_Exercise description_
Print the records below exactly as they appear.

(Records about charts and figures)
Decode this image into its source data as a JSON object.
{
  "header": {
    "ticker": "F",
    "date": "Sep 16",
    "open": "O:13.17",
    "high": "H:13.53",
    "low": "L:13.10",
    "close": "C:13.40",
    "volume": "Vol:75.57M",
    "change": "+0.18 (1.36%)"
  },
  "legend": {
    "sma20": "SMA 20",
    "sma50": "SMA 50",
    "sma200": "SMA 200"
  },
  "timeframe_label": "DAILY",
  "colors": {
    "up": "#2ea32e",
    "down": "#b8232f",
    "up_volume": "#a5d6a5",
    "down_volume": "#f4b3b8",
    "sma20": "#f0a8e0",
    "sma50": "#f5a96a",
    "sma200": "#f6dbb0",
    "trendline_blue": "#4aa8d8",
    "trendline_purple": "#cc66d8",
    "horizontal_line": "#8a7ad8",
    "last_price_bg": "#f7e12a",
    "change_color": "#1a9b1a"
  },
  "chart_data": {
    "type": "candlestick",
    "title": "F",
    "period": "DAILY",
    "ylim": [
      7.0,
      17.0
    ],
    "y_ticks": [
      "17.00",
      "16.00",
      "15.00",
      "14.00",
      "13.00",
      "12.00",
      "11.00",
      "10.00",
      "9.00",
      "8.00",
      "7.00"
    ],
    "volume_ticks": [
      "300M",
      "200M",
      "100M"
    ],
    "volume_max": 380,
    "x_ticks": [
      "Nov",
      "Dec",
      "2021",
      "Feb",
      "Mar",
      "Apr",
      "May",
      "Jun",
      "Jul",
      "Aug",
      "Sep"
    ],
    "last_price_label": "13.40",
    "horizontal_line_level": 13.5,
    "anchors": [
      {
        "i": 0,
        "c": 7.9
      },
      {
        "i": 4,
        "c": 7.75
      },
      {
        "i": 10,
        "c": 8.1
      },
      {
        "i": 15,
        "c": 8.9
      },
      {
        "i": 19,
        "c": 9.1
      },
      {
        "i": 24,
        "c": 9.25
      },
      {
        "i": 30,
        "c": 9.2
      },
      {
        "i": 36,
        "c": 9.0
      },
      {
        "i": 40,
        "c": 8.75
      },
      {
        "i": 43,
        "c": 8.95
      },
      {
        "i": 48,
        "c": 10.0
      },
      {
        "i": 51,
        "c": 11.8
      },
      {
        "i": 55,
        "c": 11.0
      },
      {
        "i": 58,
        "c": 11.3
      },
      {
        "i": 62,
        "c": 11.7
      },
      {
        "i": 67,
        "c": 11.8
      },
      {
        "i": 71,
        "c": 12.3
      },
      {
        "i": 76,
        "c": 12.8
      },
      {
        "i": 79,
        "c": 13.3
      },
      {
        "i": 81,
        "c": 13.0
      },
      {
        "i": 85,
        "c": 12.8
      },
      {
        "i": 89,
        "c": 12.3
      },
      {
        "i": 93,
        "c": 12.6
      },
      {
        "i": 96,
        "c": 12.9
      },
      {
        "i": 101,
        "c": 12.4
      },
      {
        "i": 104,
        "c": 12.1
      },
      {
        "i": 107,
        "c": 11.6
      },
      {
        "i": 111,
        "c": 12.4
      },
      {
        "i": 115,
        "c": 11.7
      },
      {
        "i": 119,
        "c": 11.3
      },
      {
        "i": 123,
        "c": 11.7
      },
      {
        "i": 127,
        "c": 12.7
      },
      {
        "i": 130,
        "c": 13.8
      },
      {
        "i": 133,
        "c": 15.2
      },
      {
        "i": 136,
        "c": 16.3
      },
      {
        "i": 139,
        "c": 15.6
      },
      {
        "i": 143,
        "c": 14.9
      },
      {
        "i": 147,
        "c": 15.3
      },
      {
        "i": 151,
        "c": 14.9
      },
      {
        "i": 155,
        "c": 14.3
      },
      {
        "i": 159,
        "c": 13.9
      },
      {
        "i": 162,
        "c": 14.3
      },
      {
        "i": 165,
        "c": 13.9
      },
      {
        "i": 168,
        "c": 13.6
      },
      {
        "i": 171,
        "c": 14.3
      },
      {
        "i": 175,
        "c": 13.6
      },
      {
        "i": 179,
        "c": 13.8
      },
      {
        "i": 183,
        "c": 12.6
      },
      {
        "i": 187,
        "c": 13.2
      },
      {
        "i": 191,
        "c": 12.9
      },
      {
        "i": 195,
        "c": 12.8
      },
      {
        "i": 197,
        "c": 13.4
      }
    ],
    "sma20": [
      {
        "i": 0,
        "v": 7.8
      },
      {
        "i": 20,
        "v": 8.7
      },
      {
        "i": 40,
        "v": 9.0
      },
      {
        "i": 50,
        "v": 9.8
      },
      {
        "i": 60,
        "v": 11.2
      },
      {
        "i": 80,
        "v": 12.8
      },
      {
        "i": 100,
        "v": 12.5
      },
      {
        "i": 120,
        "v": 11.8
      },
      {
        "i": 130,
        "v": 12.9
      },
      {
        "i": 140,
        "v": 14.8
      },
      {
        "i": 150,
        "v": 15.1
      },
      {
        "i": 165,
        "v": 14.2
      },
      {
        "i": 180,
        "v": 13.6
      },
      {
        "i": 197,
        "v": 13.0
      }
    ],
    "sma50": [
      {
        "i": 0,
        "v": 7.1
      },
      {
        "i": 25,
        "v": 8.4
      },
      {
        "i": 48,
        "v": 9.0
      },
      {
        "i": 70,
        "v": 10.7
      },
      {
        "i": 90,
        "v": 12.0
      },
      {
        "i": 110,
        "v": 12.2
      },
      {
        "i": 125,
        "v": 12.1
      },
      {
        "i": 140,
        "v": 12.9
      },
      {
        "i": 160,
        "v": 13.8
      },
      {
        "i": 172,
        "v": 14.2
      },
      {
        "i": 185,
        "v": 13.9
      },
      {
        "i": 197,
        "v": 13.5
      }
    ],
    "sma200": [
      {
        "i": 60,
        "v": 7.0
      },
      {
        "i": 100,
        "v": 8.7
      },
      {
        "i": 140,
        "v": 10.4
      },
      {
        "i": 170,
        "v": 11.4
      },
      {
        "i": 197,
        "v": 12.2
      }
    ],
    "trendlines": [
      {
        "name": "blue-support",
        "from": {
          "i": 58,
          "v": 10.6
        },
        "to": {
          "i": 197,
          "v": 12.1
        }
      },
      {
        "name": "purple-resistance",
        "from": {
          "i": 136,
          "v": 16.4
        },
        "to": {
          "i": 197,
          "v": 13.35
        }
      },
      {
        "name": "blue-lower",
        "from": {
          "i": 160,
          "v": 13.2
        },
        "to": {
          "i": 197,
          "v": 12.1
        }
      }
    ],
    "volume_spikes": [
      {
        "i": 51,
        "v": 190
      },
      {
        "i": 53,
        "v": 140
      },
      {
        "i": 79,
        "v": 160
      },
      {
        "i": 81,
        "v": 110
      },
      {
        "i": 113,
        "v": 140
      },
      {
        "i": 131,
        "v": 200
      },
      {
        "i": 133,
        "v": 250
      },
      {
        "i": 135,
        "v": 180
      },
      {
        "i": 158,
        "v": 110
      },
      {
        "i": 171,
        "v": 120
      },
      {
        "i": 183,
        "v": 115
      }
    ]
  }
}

_Exercise response_
Decode this image into its source data as a JSON object.
{
  "header": {
    "ticker": "F",
    "date": "Sep 16",
    "open": "O:13.17",
    "high": "H:13.53",
    "low": "L:13.10",
    "close": "C:13.40",
    "volume": "Vol:75.57M",
    "change": "+0.18 (1.36%)"
  },
  "legend": {
    "sma20": "SMA 20",
    "sma50": "SMA 50",
    "sma200": "SMA 200"
  },
  "timeframe_label": "DAILY",
  "colors": {
    "up": "#2ea32e",
    "down": "#b8232f",
    "up_volume": "#a5d6a5",
    "down_volume": "#f4b3b8",
    "sma20": "#f0a8e0",
    "sma50": "#f5a96a",
    "sma200": "#f6dbb0",
    "trendline_blue": "#4aa8d8",
    "trendline_purple": "#cc66d8",
    "horizontal_line": "#8a7ad8",
    "last_price_bg": "#f7e12a",
    "change_color": "#1a9b1a"
  },
  "chart_data": {
    "type": "candlestick",
    "title": "F",
    "period": "DAILY",
    "ylim": [
      7.0,
      17.0
    ],
    "y_ticks": [
      "17.00",
      "16.00",
      "15.00",
      "14.00",
      "13.00",
      "12.00",
      "11.00",
      "10.00",
      "9.00",
      "8.00",
      "7.00"
    ],
    "volume_ticks": [
      "300M",
      "200M",
      "100M"
    ],
    "volume_max": 380,
    "x_ticks": [
      "Nov",
      "Dec",
      "2021",
      "Feb",
      "Mar",
      "Apr",
      "May",
      "Jun",
      "Jul",
      "Aug",
      "Sep"
    ],
    "last_price_label": "13.40",
    "horizontal_line_level": 13.5,
    "anchors": [
      {
        "i": 0,
        "c": 7.9
      },
      {
        "i": 4,
        "c": 7.75
      },
      {
        "i": 10,
        "c": 8.1
      },
      {
        "i": 15,
        "c": 8.9
      },
      {
        "i": 19,
        "c": 9.1
      },
      {
        "i": 24,
        "c": 9.25
      },
      {
        "i": 30,
        "c": 9.2
      },
      {
        "i": 36,
        "c": 9.0
      },
      {
        "i": 40,
        "c": 8.75
      },
      {
        "i": 43,
        "c": 8.95
      },
      {
        "i": 48,
        "c": 10.0
      },
      {
        "i": 51,
        "c": 11.8
      },
      {
        "i": 55,
        "c": 11.0
      },
      {
        "i": 58,
        "c": 11.3
      },
      {
        "i": 62,
        "c": 11.7
      },
      {
        "i": 67,
        "c": 11.8
      },
      {
        "i": 71,
        "c": 12.3
      },
      {
        "i": 76,
        "c": 12.8
      },
      {
        "i": 79,
        "c": 13.3
      },
      {
        "i": 81,
        "c": 13.0
      },
      {
        "i": 85,
        "c": 12.8
      },
      {
        "i": 89,
        "c": 12.3
      },
      {
        "i": 93,
        "c": 12.6
      },
      {
        "i": 96,
        "c": 12.9
      },
      {
        "i": 101,
        "c": 12.4
      },
      {
        "i": 104,
        "c": 12.1
      },
      {
        "i": 107,
        "c": 11.6
      },
      {
        "i": 111,
        "c": 12.4
      },
      {
        "i": 115,
        "c": 11.7
      },
      {
        "i": 119,
        "c": 11.3
      },
      {
        "i": 123,
        "c": 11.7
      },
      {
        "i": 127,
        "c": 12.7
      },
      {
        "i": 130,
        "c": 13.8
      },
      {
        "i": 133,
        "c": 15.2
      },
      {
        "i": 136,
        "c": 16.3
      },
      {
        "i": 139,
        "c": 15.6
      },
      {
        "i": 143,
        "c": 14.9
      },
      {
        "i": 147,
        "c": 15.3
      },
      {
        "i": 151,
        "c": 14.9
      },
      {
        "i": 155,
        "c": 14.3
      },
      {
        "i": 159,
        "c": 13.9
      },
      {
        "i": 162,
        "c": 14.3
      },
      {
        "i": 165,
        "c": 13.9
      },
      {
        "i": 168,
        "c": 13.6
      },
      {
        "i": 171,
        "c": 14.3
      },
      {
        "i": 175,
        "c": 13.6
      },
      {
        "i": 179,
        "c": 13.8
      },
      {
        "i": 183,
        "c": 12.6
      },
      {
        "i": 187,
        "c": 13.2
      },
      {
        "i": 191,
        "c": 12.9
      },
      {
        "i": 195,
        "c": 12.8
      },
      {
        "i": 197,
        "c": 13.4
      }
    ],
    "sma20": [
      {
        "i": 0,
        "v": 7.8
      },
      {
        "i": 20,
        "v": 8.7
      },
      {
        "i": 40,
        "v": 9.0
      },
      {
        "i": 50,
        "v": 9.8
      },
      {
        "i": 60,
        "v": 11.2
      },
      {
        "i": 80,
        "v": 12.8
      },
      {
        "i": 100,
        "v": 12.5
      },
      {
        "i": 120,
        "v": 11.8
      },
      {
        "i": 130,
        "v": 12.9
      },
      {
        "i": 140,
        "v": 14.8
      },
      {
        "i": 150,
        "v": 15.1
      },
      {
        "i": 165,
        "v": 14.2
      },
      {
        "i": 180,
        "v": 13.6
      },
      {
        "i": 197,
        "v": 13.0
      }
    ],
    "sma50": [
      {
        "i": 0,
        "v": 7.1
      },
      {
        "i": 25,
        "v": 8.4
      },
      {
        "i": 48,
        "v": 9.0
      },
      {
        "i": 70,
        "v": 10.7
      },
      {
        "i": 90,
        "v": 12.0
      },
      {
        "i": 110,
        "v": 12.2
      },
      {
        "i": 125,
        "v": 12.1
      },
      {
        "i": 140,
        "v": 12.9
      },
      {
        "i": 160,
        "v": 13.8
      },
      {
        "i": 172,
        "v": 14.2
      },
      {
        "i": 185,
        "v": 13.9
      },
      {
        "i": 197,
        "v": 13.5
      }
    ],
    "sma200": [
      {
        "i": 60,
        "v": 7.0
      },
      {
        "i": 100,
        "v": 8.7
      },
      {
        "i": 140,
        "v": 10.4
      },
      {
        "i": 170,
        "v": 11.4
      },
      {
        "i": 197,
        "v": 12.2
      }
    ],
    "trendlines": [
      {
        "name": "blue-support",
        "from": {
          "i": 58,
          "v": 10.6
        },
        "to": {
          "i": 197,
          "v": 12.1
        }
      },
      {
        "name": "purple-resistance",
        "from": {
          "i": 136,
          "v": 16.4
        },
        "to": {
          "i": 197,
          "v": 13.35
        }
      },
      {
        "name": "blue-lower",
        "from": {
          "i": 160,
          "v": 13.2
        },
        "to": {
          "i": 197,
          "v": 12.1
        }
      }
    ],
    "volume_spikes": [
      {
        "i": 51,
        "v": 190
      },
      {
        "i": 53,
        "v": 140
      },
      {
        "i": 79,
        "v": 160
      },
      {
        "i": 81,
        "v": 110
      },
      {
        "i": 113,
        "v": 140
      },
      {
        "i": 131,
        "v": 200
      },
      {
        "i": 133,
        "v": 250
      },
      {
        "i": 135,
        "v": 180
      },
      {
        "i": 158,
        "v": 110
      },
      {
        "i": 171,
        "v": 120
      },
      {
        "i": 183,
        "v": 115
      }
    ]
  }
}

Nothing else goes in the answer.